#### Problem statement:
Using the data below, gather each line that includes the word "layers".
|---|
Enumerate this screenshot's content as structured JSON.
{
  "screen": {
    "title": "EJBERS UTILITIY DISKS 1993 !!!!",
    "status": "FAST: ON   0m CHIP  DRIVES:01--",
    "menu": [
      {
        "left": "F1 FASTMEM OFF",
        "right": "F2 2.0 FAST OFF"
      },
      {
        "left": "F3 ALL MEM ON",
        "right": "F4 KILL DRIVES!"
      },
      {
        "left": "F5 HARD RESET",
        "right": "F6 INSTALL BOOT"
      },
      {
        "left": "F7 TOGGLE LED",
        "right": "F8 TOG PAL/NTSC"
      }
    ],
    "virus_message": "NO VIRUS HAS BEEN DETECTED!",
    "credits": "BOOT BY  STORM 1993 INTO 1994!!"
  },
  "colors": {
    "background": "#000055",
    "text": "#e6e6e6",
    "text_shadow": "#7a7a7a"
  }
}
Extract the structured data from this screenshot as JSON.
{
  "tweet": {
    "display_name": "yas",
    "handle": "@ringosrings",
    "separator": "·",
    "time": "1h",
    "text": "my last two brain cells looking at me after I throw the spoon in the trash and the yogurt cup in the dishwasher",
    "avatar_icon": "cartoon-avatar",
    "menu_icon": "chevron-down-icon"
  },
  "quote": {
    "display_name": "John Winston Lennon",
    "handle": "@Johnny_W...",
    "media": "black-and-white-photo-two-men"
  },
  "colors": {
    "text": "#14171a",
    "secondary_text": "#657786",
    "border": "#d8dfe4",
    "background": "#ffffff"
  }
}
|---|
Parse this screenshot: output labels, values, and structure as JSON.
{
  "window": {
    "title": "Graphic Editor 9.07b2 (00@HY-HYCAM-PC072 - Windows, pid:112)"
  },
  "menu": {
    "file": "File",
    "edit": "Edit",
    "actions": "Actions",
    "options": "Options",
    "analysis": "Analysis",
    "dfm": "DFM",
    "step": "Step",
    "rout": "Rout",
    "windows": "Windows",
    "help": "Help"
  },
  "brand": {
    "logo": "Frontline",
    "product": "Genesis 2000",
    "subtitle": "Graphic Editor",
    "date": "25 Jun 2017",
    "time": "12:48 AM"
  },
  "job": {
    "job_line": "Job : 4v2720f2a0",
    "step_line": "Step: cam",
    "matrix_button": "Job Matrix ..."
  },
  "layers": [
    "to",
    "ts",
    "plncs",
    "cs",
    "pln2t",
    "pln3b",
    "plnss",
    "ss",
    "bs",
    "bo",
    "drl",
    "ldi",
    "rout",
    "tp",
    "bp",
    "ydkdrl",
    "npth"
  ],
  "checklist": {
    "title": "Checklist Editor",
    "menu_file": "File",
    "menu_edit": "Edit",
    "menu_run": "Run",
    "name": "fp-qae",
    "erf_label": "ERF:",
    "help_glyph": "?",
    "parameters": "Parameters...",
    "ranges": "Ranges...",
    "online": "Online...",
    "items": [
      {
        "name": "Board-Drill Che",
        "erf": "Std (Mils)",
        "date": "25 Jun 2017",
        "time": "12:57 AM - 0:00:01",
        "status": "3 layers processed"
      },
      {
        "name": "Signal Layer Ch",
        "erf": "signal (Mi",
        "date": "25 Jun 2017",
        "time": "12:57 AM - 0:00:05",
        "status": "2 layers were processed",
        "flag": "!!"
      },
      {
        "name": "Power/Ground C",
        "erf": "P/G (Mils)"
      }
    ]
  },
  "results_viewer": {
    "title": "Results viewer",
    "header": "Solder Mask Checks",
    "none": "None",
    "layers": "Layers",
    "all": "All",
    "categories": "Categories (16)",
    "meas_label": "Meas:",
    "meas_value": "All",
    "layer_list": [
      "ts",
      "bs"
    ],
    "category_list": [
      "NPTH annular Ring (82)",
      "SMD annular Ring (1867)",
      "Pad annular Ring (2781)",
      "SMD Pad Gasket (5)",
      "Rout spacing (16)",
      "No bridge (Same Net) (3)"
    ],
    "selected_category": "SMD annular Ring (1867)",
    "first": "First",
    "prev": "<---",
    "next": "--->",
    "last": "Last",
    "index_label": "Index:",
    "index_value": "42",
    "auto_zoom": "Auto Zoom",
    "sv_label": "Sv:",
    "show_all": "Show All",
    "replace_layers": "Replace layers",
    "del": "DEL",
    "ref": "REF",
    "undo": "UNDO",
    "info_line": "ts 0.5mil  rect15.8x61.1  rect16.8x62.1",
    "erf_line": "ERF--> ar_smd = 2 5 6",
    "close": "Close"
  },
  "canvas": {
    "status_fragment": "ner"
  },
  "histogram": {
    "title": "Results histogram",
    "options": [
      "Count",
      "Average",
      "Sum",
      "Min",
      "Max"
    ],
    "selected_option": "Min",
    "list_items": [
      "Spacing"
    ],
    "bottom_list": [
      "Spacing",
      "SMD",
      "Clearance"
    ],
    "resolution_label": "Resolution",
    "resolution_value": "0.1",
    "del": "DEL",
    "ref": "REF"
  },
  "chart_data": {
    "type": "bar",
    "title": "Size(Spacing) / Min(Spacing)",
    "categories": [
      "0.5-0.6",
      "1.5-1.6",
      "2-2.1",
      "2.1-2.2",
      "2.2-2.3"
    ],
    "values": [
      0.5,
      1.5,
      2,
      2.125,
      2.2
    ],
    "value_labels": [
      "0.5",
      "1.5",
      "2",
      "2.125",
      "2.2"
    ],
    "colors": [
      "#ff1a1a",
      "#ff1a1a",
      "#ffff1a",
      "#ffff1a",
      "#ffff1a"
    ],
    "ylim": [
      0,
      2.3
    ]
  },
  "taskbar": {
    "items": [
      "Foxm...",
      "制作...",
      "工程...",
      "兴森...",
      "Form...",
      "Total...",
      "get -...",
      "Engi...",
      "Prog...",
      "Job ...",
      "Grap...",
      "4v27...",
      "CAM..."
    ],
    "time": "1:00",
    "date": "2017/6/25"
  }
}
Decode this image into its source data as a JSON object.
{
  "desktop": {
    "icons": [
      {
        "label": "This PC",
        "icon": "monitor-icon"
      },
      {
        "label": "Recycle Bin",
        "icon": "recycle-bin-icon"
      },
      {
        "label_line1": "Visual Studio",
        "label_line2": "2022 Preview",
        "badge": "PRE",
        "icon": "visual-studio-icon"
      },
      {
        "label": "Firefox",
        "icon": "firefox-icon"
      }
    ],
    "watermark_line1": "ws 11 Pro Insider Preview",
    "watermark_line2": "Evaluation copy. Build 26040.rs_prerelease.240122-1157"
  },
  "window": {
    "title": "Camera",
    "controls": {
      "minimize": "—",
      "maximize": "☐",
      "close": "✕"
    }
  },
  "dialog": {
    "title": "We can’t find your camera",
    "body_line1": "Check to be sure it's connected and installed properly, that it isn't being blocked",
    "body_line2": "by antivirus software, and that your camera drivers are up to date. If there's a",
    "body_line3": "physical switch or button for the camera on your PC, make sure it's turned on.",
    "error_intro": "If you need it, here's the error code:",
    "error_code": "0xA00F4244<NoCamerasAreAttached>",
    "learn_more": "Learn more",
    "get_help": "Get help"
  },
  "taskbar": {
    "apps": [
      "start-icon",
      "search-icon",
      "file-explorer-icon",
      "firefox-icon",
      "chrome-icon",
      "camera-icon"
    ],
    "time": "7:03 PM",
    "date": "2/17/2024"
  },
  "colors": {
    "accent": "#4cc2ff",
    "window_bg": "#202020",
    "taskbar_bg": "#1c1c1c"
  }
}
|---|
#### Reply to the task:
  "layers": [
        "status": "3 layers processed"
        "status": "2 layers were processed",
    "layers": "Layers",
    "replace_layers": "Replace layers",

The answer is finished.